DIRECTIONS → Retype all of the data exactly as given.

[Some records]

———

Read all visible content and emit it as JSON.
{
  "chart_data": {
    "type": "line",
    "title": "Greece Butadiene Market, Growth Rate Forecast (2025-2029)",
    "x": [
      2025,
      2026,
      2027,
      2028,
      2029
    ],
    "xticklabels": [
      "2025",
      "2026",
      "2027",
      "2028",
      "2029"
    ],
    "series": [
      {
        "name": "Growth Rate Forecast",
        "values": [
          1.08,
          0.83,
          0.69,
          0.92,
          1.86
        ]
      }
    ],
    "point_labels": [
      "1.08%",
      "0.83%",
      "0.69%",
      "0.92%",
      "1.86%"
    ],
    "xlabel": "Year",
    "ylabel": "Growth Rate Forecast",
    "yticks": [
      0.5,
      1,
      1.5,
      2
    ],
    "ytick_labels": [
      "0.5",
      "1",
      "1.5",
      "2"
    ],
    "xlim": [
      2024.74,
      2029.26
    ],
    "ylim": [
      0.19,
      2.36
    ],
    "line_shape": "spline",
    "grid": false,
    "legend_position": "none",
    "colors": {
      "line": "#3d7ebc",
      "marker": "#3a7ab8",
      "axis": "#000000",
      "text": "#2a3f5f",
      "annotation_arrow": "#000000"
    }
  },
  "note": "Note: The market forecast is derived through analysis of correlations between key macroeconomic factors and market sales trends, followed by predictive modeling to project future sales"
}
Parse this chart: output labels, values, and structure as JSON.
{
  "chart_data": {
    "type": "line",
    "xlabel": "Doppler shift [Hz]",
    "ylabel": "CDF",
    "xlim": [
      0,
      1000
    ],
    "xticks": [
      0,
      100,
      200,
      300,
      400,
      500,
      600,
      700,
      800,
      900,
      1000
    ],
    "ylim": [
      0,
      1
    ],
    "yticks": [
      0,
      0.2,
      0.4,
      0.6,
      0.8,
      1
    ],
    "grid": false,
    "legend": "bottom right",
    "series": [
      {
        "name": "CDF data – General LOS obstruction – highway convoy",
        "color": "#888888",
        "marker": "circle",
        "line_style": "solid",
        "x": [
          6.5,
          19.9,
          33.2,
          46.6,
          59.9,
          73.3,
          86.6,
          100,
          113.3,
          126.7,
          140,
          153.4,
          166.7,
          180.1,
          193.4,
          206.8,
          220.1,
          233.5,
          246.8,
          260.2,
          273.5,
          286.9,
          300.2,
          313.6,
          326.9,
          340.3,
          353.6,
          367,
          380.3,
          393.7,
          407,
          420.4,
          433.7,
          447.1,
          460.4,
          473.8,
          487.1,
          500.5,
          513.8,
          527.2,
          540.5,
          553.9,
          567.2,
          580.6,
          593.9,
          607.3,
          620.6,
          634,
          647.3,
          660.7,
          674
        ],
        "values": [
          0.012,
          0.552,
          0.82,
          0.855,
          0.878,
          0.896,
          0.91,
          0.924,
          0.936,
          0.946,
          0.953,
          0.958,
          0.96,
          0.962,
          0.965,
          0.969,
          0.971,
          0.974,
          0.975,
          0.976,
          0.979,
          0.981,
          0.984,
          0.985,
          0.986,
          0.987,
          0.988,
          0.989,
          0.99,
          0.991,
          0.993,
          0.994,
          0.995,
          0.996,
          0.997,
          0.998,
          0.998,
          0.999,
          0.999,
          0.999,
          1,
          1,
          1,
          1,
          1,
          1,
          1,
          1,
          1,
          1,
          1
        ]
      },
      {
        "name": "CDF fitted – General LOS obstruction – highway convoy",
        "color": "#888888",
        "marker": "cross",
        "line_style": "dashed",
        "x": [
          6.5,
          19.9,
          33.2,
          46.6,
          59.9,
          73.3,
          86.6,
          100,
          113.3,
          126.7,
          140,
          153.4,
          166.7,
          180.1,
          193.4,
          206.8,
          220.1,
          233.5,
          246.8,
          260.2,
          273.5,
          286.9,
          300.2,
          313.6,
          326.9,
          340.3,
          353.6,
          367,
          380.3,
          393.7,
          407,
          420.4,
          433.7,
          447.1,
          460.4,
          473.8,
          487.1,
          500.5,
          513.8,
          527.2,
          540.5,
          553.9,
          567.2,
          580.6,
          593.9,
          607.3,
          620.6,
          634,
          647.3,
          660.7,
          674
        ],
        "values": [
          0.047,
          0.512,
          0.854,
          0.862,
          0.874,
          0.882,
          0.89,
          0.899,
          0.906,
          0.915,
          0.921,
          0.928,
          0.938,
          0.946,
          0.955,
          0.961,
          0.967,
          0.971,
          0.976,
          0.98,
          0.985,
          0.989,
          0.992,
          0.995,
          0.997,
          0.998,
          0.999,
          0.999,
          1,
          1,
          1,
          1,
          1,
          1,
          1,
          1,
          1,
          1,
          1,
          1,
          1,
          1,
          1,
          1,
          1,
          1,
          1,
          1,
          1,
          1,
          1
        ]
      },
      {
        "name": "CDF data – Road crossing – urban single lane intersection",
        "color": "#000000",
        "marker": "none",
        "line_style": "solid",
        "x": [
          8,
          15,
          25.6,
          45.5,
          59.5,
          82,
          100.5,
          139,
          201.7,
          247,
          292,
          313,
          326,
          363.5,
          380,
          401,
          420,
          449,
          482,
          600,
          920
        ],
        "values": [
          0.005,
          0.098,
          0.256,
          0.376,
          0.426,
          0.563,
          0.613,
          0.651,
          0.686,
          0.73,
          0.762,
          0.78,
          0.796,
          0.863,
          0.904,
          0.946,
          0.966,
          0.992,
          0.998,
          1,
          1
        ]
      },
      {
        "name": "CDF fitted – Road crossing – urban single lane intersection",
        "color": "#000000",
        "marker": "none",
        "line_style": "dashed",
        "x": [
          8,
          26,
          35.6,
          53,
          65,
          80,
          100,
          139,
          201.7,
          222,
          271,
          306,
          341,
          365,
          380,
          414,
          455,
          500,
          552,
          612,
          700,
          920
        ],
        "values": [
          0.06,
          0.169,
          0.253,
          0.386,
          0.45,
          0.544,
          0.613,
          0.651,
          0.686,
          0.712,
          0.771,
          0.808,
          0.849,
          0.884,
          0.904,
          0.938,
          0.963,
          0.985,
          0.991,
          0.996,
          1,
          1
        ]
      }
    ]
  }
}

———

EXERCISE OUTPUT →
Read all visible content and emit it as JSON.
{
  "chart_data": {
    "type": "line",
    "title": "Greece Butadiene Market, Growth Rate Forecast (2025-2029)",
    "x": [
      2025,
      2026,
      2027,
      2028,
      2029
    ],
    "xticklabels": [
      "2025",
      "2026",
      "2027",
      "2028",
      "2029"
    ],
    "series": [
      {
        "name": "Growth Rate Forecast",
        "values": [
          1.08,
          0.83,
          0.69,
          0.92,
          1.86
        ]
      }
    ],
    "point_labels": [
      "1.08%",
      "0.83%",
      "0.69%",
      "0.92%",
      "1.86%"
    ],
    "xlabel": "Year",
    "ylabel": "Growth Rate Forecast",
    "yticks": [
      0.5,
      1,
      1.5,
      2
    ],
    "ytick_labels": [
      "0.5",
      "1",
      "1.5",
      "2"
    ],
    "xlim": [
      2024.74,
      2029.26
    ],
    "ylim": [
      0.19,
      2.36
    ],
    "line_shape": "spline",
    "grid": false,
    "legend_position": "none",
    "colors": {
      "line": "#3d7ebc",
      "marker": "#3a7ab8",
      "axis": "#000000",
      "text": "#2a3f5f",
      "annotation_arrow": "#000000"
    }
  },
  "note": "Note: The market forecast is derived through analysis of correlations between key macroeconomic factors and market sales trends, followed by predictive modeling to project future sales"
}
Parse this chart: output labels, values, and structure as JSON.
{
  "chart_data": {
    "type": "line",
    "xlabel": "Doppler shift [Hz]",
    "ylabel": "CDF",
    "xlim": [
      0,
      1000
    ],
    "xticks": [
      0,
      100,
      200,
      300,
      400,
      500,
      600,
      700,
      800,
      900,
      1000
    ],
    "ylim": [
      0,
      1
    ],
    "yticks": [
      0,
      0.2,
      0.4,
      0.6,
      0.8,
      1
    ],
    "grid": false,
    "legend": "bottom right",
    "series": [
      {
        "name": "CDF data – General LOS obstruction – highway convoy",
        "color": "#888888",
        "marker": "circle",
        "line_style": "solid",
        "x": [
          6.5,
          19.9,
          33.2,
          46.6,
          59.9,
          73.3,
          86.6,
          100,
          113.3,
          126.7,
          140,
          153.4,
          166.7,
          180.1,
          193.4,
          206.8,
          220.1,
          233.5,
          246.8,
          260.2,
          273.5,
          286.9,
          300.2,
          313.6,
          326.9,
          340.3,
          353.6,
          367,
          380.3,
          393.7,
          407,
          420.4,
          433.7,
          447.1,
          460.4,
          473.8,
          487.1,
          500.5,
          513.8,
          527.2,
          540.5,
          553.9,
          567.2,
          580.6,
          593.9,
          607.3,
          620.6,
          634,
          647.3,
          660.7,
          674
        ],
        "values": [
          0.012,
          0.552,
          0.82,
          0.855,
          0.878,
          0.896,
          0.91,
          0.924,
          0.936,
          0.946,
          0.953,
          0.958,
          0.96,
          0.962,
          0.965,
          0.969,
          0.971,
          0.974,
          0.975,
          0.976,
          0.979,
          0.981,
          0.984,
          0.985,
          0.986,
          0.987,
          0.988,
          0.989,
          0.99,
          0.991,
          0.993,
          0.994,
          0.995,
          0.996,
          0.997,
          0.998,
          0.998,
          0.999,
          0.999,
          0.999,
          1,
          1,
          1,
          1,
          1,
          1,
          1,
          1,
          1,
          1,
          1
        ]
      },
      {
        "name": "CDF fitted – General LOS obstruction – highway convoy",
        "color": "#888888",
        "marker": "cross",
        "line_style": "dashed",
        "x": [
          6.5,
          19.9,
          33.2,
          46.6,
          59.9,
          73.3,
          86.6,
          100,
          113.3,
          126.7,
          140,
          153.4,
          166.7,
          180.1,
          193.4,
          206.8,
          220.1,
          233.5,
          246.8,
          260.2,
          273.5,
          286.9,
          300.2,
          313.6,
          326.9,
          340.3,
          353.6,
          367,
          380.3,
          393.7,
          407,
          420.4,
          433.7,
          447.1,
          460.4,
          473.8,
          487.1,
          500.5,
          513.8,
          527.2,
          540.5,
          553.9,
          567.2,
          580.6,
          593.9,
          607.3,
          620.6,
          634,
          647.3,
          660.7,
          674
        ],
        "values": [
          0.047,
          0.512,
          0.854,
          0.862,
          0.874,
          0.882,
          0.89,
          0.899,
          0.906,
          0.915,
          0.921,
          0.928,
          0.938,
          0.946,
          0.955,
          0.961,
          0.967,
          0.971,
          0.976,
          0.98,
          0.985,
          0.989,
          0.992,
          0.995,
          0.997,
          0.998,
          0.999,
          0.999,
          1,
          1,
          1,
          1,
          1,
          1,
          1,
          1,
          1,
          1,
          1,
          1,
          1,
          1,
          1,
          1,
          1,
          1,
          1,
          1,
          1,
          1,
          1
        ]
      },
      {
        "name": "CDF data – Road crossing – urban single lane intersection",
        "color": "#000000",
        "marker": "none",
        "line_style": "solid",
        "x": [
          8,
          15,
          25.6,
          45.5,
          59.5,
          82,
          100.5,
          139,
          201.7,
          247,
          292,
          313,
          326,
          363.5,
          380,
          401,
          420,
          449,
          482,
          600,
          920
        ],
        "values": [
          0.005,
          0.098,
          0.256,
          0.376,
          0.426,
          0.563,
          0.613,
          0.651,
          0.686,
          0.73,
          0.762,
          0.78,
          0.796,
          0.863,
          0.904,
          0.946,
          0.966,
          0.992,
          0.998,
          1,
          1
        ]
      },
      {
        "name": "CDF fitted – Road crossing – urban single lane intersection",
        "color": "#000000",
        "marker": "none",
        "line_style": "dashed",
        "x": [
          8,
          26,
          35.6,
          53,
          65,
          80,
          100,
          139,
          201.7,
          222,
          271,
          306,
          341,
          365,
          380,
          414,
          455,
          500,
          552,
          612,
          700,
          920
        ],
        "values": [
          0.06,
          0.169,
          0.253,
          0.386,
          0.45,
          0.544,
          0.613,
          0.651,
          0.686,
          0.712,
          0.771,
          0.808,
          0.849,
          0.884,
          0.904,
          0.938,
          0.963,
          0.985,
          0.991,
          0.996,
          1,
          1
        ]
      }
    ]
  }
}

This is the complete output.